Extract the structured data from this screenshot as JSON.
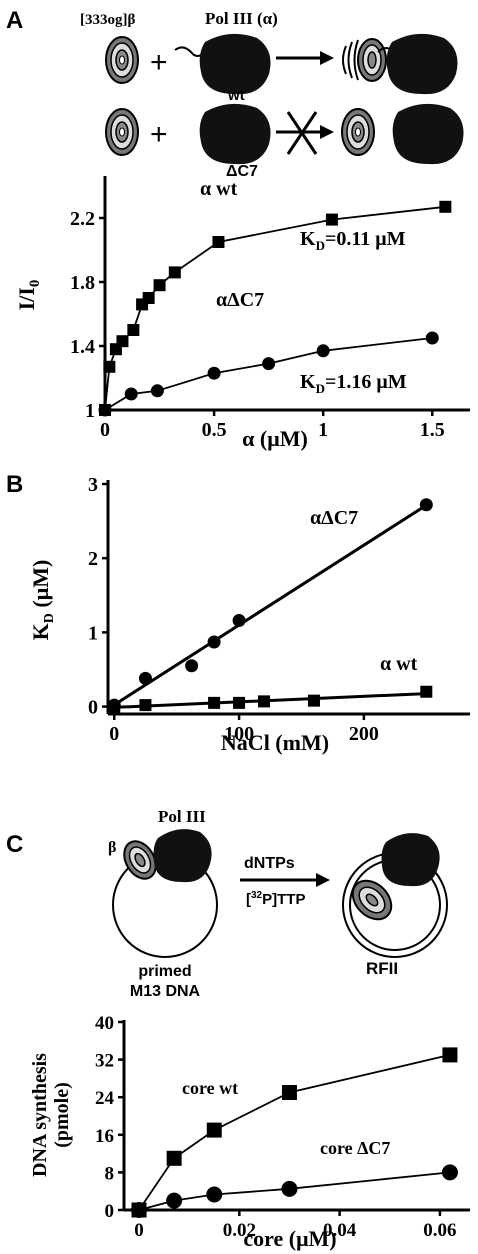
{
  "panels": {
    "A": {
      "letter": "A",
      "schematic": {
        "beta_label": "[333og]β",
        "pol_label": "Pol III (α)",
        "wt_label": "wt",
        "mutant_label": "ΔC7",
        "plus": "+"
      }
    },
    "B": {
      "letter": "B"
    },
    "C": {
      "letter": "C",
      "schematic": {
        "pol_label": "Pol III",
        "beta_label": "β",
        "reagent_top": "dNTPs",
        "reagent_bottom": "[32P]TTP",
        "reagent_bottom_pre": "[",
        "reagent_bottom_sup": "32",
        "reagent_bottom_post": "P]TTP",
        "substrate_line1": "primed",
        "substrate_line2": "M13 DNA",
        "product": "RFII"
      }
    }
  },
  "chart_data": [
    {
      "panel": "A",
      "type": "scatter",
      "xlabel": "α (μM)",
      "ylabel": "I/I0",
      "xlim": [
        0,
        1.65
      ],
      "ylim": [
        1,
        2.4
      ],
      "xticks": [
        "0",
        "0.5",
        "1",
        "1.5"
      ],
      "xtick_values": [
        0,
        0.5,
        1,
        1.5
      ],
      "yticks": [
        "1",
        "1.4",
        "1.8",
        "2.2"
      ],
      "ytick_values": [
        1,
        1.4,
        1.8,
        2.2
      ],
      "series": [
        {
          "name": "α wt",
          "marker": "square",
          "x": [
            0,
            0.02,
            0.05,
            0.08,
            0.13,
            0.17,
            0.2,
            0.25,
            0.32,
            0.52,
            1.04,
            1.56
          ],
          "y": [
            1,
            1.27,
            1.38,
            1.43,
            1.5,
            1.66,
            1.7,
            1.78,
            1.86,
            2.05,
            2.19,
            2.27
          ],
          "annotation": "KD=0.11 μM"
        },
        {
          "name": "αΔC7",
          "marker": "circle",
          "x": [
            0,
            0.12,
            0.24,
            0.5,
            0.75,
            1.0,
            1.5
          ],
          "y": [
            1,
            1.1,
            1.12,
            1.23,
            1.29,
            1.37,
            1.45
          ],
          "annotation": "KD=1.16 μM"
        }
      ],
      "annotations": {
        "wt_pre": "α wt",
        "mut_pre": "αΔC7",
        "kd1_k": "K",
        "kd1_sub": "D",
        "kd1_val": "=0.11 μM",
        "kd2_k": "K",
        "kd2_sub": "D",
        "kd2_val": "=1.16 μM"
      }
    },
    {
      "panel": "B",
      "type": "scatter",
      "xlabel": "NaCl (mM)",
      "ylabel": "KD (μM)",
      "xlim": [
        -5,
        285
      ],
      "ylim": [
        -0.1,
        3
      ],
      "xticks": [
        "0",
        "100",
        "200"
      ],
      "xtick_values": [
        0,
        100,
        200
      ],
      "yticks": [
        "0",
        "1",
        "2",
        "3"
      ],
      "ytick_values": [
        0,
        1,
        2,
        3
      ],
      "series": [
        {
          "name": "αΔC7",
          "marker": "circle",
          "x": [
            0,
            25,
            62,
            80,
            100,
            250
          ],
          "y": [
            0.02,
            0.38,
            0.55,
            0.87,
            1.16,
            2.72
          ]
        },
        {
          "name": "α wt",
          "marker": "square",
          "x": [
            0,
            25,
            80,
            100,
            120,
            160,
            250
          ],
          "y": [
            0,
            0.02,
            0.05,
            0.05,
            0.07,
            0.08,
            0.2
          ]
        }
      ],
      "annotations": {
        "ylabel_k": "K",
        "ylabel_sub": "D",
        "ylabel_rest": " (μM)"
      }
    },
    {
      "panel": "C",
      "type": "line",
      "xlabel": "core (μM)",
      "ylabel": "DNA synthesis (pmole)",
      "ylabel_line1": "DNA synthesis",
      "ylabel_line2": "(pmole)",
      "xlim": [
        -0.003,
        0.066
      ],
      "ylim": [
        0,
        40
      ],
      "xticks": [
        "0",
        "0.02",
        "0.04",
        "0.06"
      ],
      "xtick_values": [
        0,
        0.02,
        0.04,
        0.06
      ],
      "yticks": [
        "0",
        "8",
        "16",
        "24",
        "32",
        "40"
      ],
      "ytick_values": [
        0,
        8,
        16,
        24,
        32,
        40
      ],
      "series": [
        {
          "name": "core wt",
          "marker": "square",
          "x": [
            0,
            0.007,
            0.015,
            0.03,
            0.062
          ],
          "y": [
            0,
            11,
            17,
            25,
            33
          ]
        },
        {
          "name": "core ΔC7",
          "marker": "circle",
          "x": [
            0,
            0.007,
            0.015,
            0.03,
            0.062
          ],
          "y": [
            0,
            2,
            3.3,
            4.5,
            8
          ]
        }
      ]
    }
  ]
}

···

= TASK DESCRIPTION =
Leave out all pictures, then copy the remaining material exactly.

= WRITTEN ANSWER =
Extract the structured data from this screenshot as JSON.
{
  "panels": {
    "A": {
      "letter": "A",
      "schematic": {
        "beta_label": "[333og]β",
        "pol_label": "Pol III (α)",
        "wt_label": "wt",
        "mutant_label": "ΔC7",
        "plus": "+"
      }
    },
    "B": {
      "letter": "B"
    },
    "C": {
      "letter": "C",
      "schematic": {
        "pol_label": "Pol III",
        "beta_label": "β",
        "reagent_top": "dNTPs",
        "reagent_bottom": "[32P]TTP",
        "reagent_bottom_pre": "[",
        "reagent_bottom_sup": "32",
        "reagent_bottom_post": "P]TTP",
        "substrate_line1": "primed",
        "substrate_line2": "M13 DNA",
        "product": "RFII"
      }
    }
  },
  "chart_data": [
    {
      "panel": "A",
      "type": "scatter",
      "xlabel": "α (μM)",
      "ylabel": "I/I0",
      "xlim": [
        0,
        1.65
      ],
      "ylim": [
        1,
        2.4
      ],
      "xticks": [
        "0",
        "0.5",
        "1",
        "1.5"
      ],
      "xtick_values": [
        0,
        0.5,
        1,
        1.5
      ],
      "yticks": [
        "1",
        "1.4",
        "1.8",
        "2.2"
      ],
      "ytick_values": [
        1,
        1.4,
        1.8,
        2.2
      ],
      "series": [
        {
          "name": "α wt",
          "marker": "square",
          "x": [
            0,
            0.02,
            0.05,
            0.08,
            0.13,
            0.17,
            0.2,
            0.25,
            0.32,
            0.52,
            1.04,
            1.56
          ],
          "y": [
            1,
            1.27,
            1.38,
            1.43,
            1.5,
            1.66,
            1.7,
            1.78,
            1.86,
            2.05,
            2.19,
            2.27
          ],
          "annotation": "KD=0.11 μM"
        },
        {
          "name": "αΔC7",
          "marker": "circle",
          "x": [
            0,
            0.12,
            0.24,
            0.5,
            0.75,
            1.0,
            1.5
          ],
          "y": [
            1,
            1.1,
            1.12,
            1.23,
            1.29,
            1.37,
            1.45
          ],
          "annotation": "KD=1.16 μM"
        }
      ],
      "annotations": {
        "wt_pre": "α wt",
        "mut_pre": "αΔC7",
        "kd1_k": "K",
        "kd1_sub": "D",
        "kd1_val": "=0.11 μM",
        "kd2_k": "K",
        "kd2_sub": "D",
        "kd2_val": "=1.16 μM"
      }
    },
    {
      "panel": "B",
      "type": "scatter",
      "xlabel": "NaCl (mM)",
      "ylabel": "KD (μM)",
      "xlim": [
        -5,
        285
      ],
      "ylim": [
        -0.1,
        3
      ],
      "xticks": [
        "0",
        "100",
        "200"
      ],
      "xtick_values": [
        0,
        100,
        200
      ],
      "yticks": [
        "0",
        "1",
        "2",
        "3"
      ],
      "ytick_values": [
        0,
        1,
        2,
        3
      ],
      "series": [
        {
          "name": "αΔC7",
          "marker": "circle",
          "x": [
            0,
            25,
            62,
            80,
            100,
            250
          ],
          "y": [
            0.02,
            0.38,
            0.55,
            0.87,
            1.16,
            2.72
          ]
        },
        {
          "name": "α wt",
          "marker": "square",
          "x": [
            0,
            25,
            80,
            100,
            120,
            160,
            250
          ],
          "y": [
            0,
            0.02,
            0.05,
            0.05,
            0.07,
            0.08,
            0.2
          ]
        }
      ],
      "annotations": {
        "ylabel_k": "K",
        "ylabel_sub": "D",
        "ylabel_rest": " (μM)"
      }
    },
    {
      "panel": "C",
      "type": "line",
      "xlabel": "core (μM)",
      "ylabel": "DNA synthesis (pmole)",
      "ylabel_line1": "DNA synthesis",
      "ylabel_line2": "(pmole)",
      "xlim": [
        -0.003,
        0.066
      ],
      "ylim": [
        0,
        40
      ],
      "xticks": [
        "0",
        "0.02",
        "0.04",
        "0.06"
      ],
      "xtick_values": [
        0,
        0.02,
        0.04,
        0.06
      ],
      "yticks": [
        "0",
        "8",
        "16",
        "24",
        "32",
        "40"
      ],
      "ytick_values": [
        0,
        8,
        16,
        24,
        32,
        40
      ],
      "series": [
        {
          "name": "core wt",
          "marker": "square",
          "x": [
            0,
            0.007,
            0.015,
            0.03,
            0.062
          ],
          "y": [
            0,
            11,
            17,
            25,
            33
          ]
        },
        {
          "name": "core ΔC7",
          "marker": "circle",
          "x": [
            0,
            0.007,
            0.015,
            0.03,
            0.062
          ],
          "y": [
            0,
            2,
            3.3,
            4.5,
            8
          ]
        }
      ]
    }
  ]
}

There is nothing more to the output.